**Required task**.
Pick out every line that holds the string "Respondents" and copy it.

=-=-=

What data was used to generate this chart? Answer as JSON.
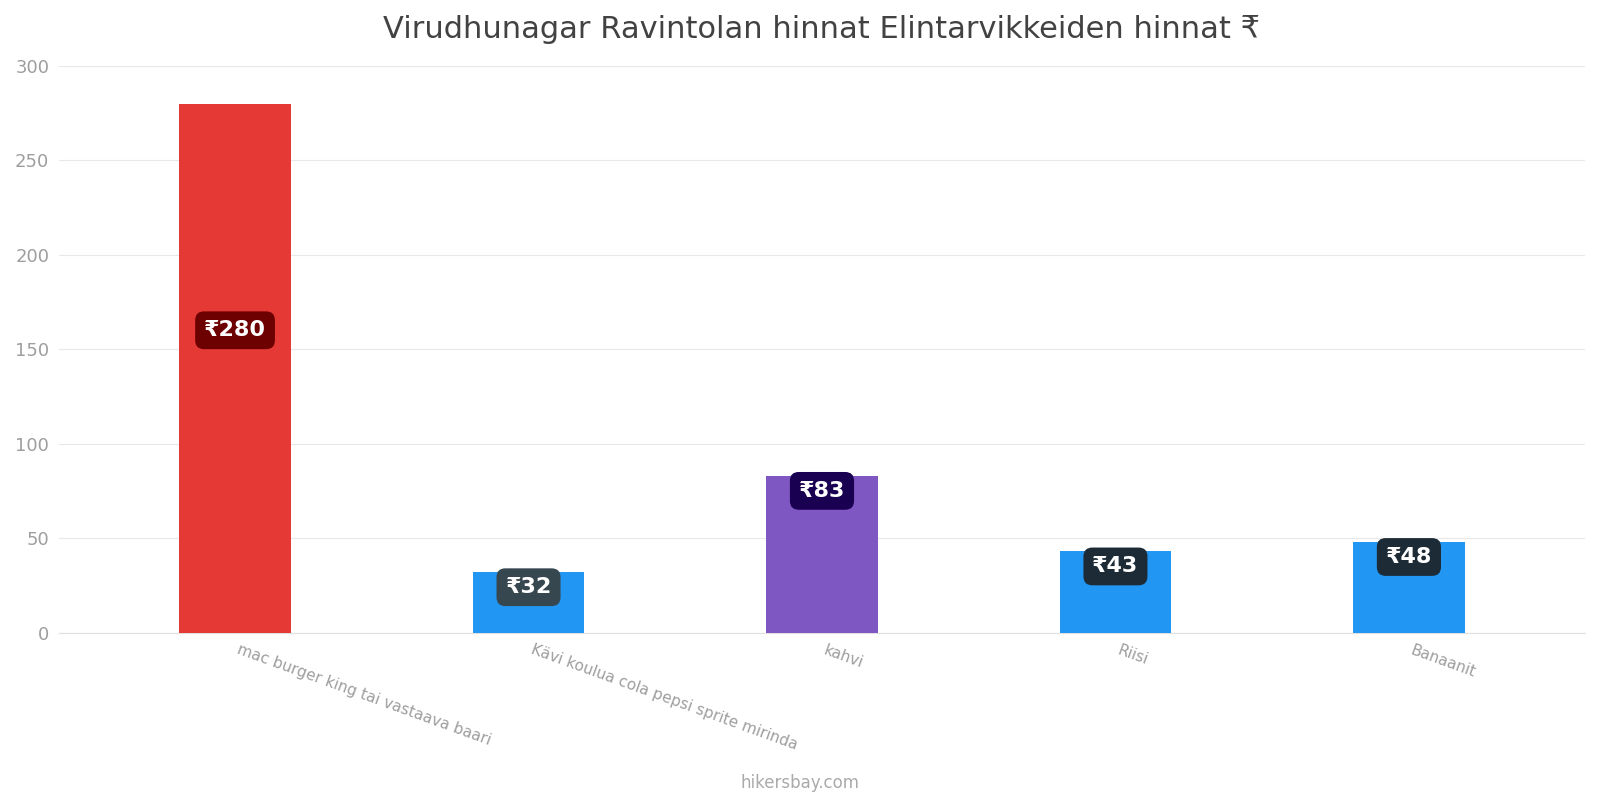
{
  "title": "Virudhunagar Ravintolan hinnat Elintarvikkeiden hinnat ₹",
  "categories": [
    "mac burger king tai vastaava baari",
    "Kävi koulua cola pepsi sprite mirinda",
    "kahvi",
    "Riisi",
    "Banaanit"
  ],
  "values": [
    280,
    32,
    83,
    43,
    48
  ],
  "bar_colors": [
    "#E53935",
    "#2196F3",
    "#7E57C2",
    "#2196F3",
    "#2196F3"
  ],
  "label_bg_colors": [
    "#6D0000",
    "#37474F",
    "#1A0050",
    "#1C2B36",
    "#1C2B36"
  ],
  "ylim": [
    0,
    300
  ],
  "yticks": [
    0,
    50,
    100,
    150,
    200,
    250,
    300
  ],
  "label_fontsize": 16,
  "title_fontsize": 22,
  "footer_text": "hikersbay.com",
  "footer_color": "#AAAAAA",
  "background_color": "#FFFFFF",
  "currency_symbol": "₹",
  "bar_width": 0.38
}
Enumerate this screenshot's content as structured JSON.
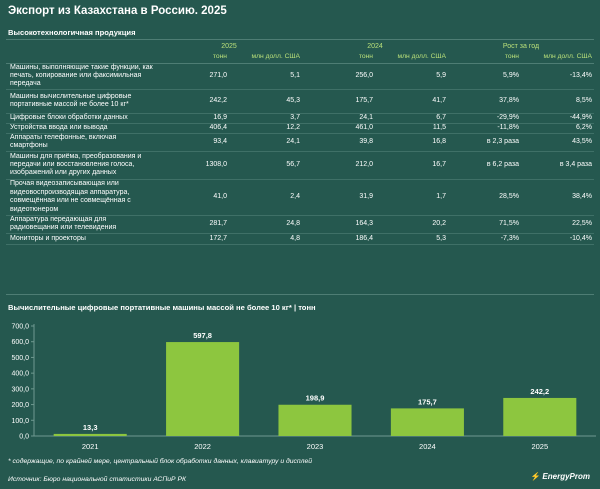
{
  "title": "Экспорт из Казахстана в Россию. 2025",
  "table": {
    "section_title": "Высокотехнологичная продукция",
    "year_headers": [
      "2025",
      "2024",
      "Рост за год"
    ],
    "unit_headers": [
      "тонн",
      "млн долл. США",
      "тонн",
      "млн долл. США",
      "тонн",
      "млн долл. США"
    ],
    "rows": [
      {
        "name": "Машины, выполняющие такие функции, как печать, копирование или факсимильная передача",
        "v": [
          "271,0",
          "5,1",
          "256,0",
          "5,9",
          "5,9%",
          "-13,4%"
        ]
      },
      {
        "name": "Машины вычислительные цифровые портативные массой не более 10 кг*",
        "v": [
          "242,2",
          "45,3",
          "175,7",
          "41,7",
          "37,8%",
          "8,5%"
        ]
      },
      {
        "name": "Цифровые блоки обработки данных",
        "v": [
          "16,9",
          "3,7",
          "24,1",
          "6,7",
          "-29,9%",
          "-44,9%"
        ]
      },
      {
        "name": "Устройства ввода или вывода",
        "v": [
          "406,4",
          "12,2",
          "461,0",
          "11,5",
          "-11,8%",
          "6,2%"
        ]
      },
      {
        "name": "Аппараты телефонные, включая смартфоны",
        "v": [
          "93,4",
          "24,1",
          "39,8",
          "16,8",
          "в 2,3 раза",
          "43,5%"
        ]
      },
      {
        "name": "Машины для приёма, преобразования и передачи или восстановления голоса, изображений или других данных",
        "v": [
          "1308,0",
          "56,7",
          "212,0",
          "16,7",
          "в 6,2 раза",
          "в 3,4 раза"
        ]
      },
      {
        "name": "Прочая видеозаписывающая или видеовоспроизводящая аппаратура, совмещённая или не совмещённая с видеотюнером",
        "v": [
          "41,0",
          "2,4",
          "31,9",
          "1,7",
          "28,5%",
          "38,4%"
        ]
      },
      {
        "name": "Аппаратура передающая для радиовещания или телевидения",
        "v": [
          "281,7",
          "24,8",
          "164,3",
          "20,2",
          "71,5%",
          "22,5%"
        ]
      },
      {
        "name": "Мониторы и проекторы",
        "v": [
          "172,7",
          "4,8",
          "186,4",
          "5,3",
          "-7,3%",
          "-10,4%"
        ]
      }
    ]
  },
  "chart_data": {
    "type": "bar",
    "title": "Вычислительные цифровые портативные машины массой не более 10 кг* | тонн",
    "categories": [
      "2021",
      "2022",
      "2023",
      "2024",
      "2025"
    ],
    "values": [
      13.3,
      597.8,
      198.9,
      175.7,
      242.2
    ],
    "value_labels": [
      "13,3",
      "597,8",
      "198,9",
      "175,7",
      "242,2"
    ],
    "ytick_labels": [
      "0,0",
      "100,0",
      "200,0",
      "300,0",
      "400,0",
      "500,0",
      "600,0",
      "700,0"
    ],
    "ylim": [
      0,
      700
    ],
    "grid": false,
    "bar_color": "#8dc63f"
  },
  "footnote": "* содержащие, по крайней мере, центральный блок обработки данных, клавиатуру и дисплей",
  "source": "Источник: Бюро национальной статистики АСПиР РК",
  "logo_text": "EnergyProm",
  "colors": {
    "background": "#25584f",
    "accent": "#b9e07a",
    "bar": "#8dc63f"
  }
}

=-=-=

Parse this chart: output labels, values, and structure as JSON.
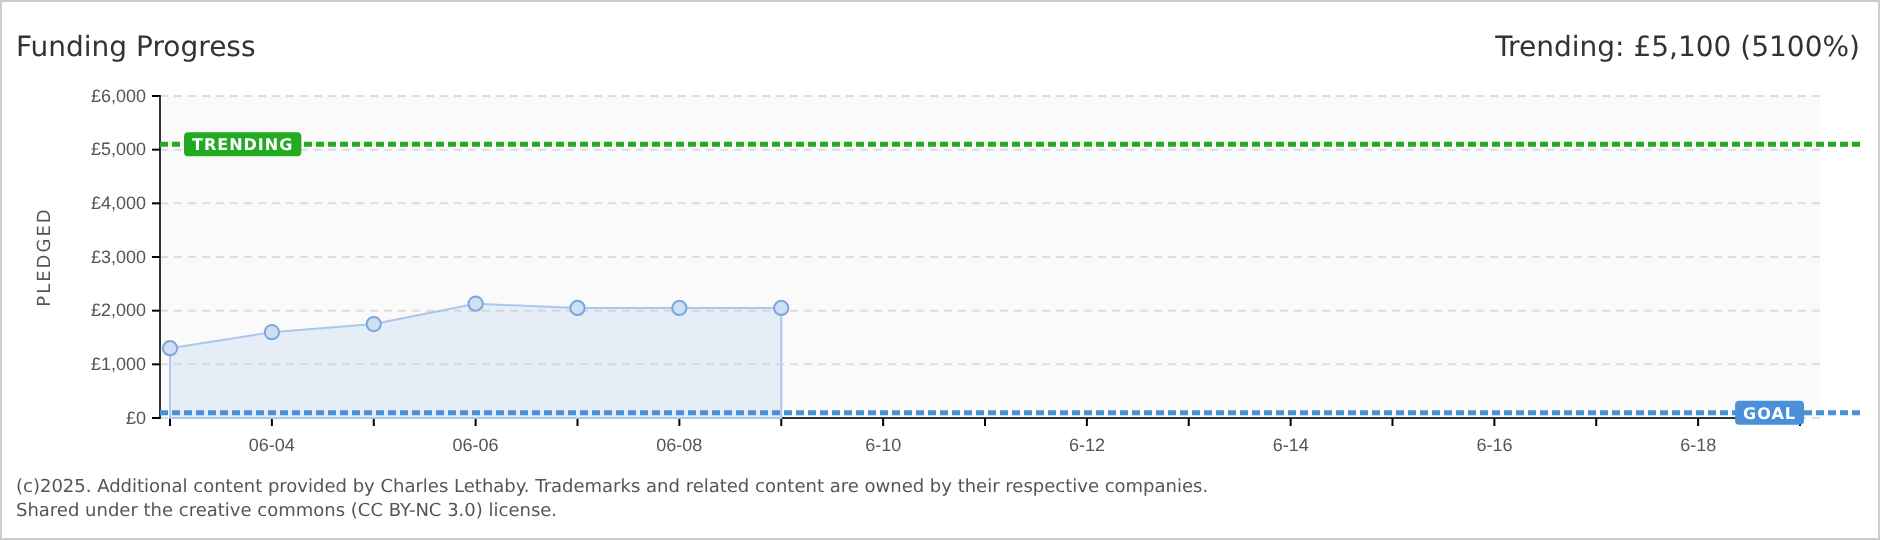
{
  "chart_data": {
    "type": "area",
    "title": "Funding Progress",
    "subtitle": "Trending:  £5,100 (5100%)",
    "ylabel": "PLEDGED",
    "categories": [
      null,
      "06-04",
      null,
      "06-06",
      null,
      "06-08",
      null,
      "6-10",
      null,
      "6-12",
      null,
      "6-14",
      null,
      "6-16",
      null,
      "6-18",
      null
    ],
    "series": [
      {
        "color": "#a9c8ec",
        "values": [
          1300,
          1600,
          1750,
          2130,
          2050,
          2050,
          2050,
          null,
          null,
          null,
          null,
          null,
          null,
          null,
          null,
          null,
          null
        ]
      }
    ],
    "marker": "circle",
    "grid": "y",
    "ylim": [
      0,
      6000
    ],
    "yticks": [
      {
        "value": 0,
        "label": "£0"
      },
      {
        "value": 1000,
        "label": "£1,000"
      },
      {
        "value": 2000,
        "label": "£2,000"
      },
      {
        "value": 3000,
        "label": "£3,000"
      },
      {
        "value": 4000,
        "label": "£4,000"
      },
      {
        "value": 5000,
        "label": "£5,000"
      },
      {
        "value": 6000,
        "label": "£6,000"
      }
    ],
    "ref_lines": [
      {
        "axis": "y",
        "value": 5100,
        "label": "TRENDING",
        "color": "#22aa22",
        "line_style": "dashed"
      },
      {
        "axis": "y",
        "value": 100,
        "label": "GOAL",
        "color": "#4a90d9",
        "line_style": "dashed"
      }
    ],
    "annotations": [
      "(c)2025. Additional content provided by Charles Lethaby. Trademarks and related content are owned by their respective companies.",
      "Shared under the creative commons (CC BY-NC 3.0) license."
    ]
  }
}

=-=-=

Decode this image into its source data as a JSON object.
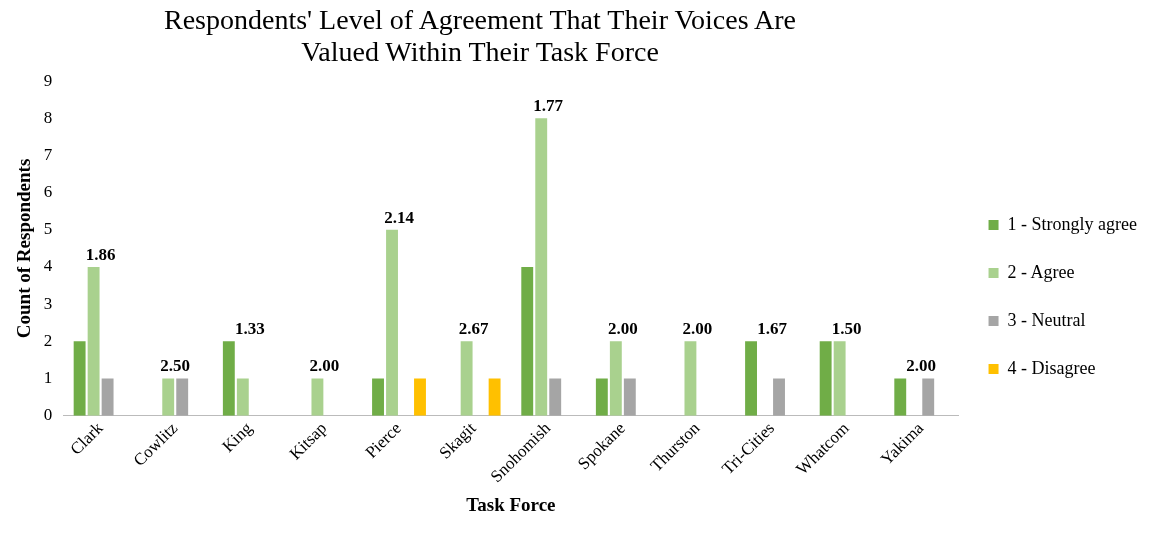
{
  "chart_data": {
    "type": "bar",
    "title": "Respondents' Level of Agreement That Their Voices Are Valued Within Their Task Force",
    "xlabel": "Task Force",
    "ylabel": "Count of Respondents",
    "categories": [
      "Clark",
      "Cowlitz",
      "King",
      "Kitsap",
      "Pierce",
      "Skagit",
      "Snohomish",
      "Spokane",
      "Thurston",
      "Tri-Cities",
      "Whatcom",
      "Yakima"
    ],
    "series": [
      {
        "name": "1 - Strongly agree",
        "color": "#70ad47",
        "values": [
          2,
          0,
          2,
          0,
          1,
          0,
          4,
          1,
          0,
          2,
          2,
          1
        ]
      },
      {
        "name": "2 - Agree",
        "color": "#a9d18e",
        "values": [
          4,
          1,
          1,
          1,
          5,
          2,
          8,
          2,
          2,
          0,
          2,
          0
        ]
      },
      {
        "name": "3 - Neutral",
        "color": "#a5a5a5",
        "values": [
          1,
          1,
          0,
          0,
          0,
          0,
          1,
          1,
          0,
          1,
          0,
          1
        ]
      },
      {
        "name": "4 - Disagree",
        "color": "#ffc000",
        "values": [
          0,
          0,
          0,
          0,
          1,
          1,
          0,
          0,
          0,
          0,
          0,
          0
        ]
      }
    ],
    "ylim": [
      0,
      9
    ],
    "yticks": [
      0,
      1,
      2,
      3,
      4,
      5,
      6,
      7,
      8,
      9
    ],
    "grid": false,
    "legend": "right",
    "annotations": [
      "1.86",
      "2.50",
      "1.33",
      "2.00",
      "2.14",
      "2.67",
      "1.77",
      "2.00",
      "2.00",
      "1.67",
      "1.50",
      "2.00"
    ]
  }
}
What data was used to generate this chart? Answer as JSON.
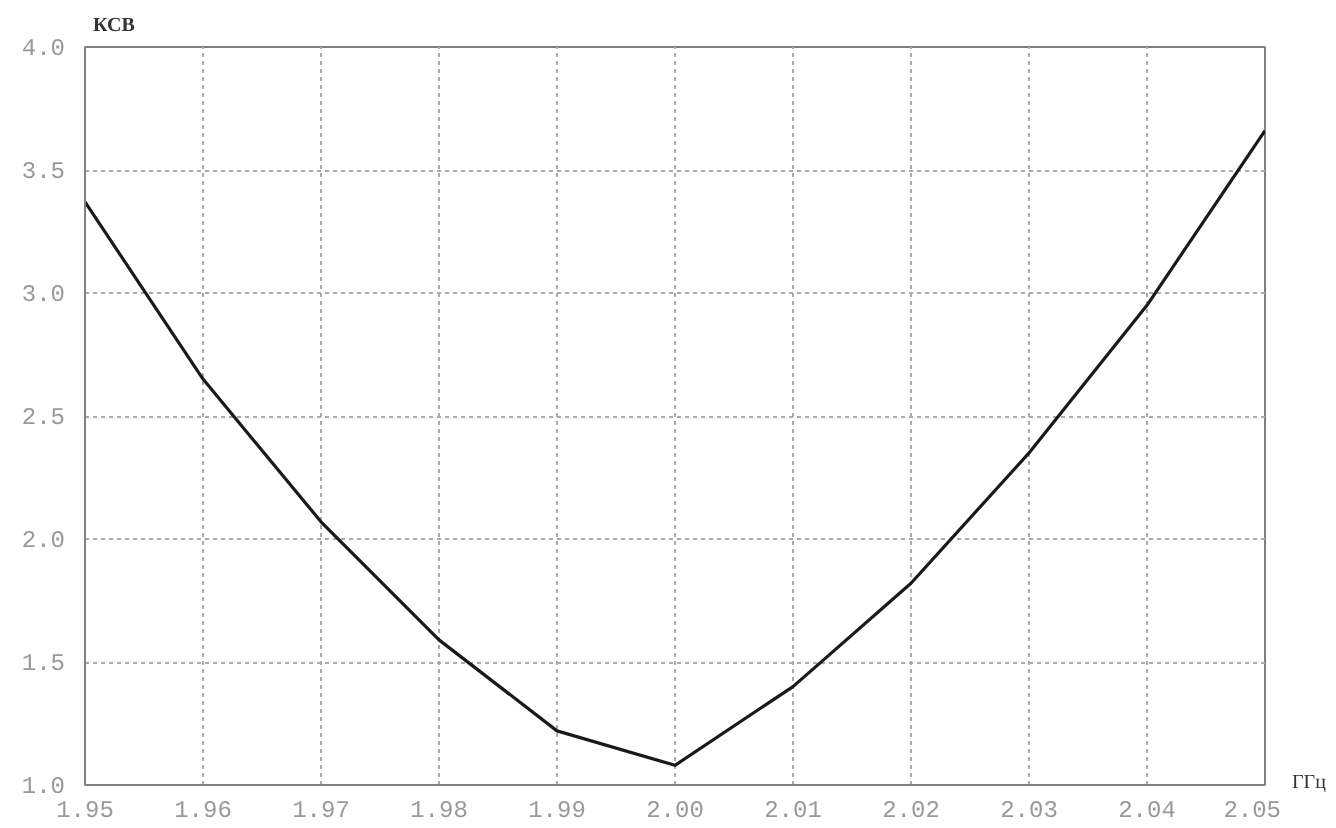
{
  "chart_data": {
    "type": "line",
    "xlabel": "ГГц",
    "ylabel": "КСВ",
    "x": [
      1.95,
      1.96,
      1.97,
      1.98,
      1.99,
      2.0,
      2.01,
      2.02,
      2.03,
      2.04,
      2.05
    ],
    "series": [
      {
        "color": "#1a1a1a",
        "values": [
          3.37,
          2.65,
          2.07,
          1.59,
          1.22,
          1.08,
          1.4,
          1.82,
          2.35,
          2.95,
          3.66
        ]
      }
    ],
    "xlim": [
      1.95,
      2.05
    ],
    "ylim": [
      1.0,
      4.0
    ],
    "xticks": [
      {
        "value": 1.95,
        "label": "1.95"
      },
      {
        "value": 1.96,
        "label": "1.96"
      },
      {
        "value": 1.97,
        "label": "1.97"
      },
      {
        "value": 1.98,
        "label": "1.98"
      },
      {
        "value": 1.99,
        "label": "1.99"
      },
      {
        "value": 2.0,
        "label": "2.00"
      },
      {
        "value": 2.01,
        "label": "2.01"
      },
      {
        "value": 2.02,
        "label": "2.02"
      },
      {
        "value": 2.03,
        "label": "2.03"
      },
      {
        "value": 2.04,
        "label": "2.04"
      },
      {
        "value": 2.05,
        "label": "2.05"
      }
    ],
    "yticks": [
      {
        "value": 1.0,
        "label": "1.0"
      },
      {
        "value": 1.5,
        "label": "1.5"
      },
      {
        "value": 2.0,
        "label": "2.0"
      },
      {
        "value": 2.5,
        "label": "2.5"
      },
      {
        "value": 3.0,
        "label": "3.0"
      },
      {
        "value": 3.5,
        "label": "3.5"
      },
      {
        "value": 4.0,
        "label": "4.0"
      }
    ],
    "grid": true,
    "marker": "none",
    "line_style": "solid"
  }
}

=-=-=

**Exercise output**.
    "title": "Respondents' Level of Agreement That Their Voices Are Valued Within Their Task Force",
    "ylabel": "Count of Respondents",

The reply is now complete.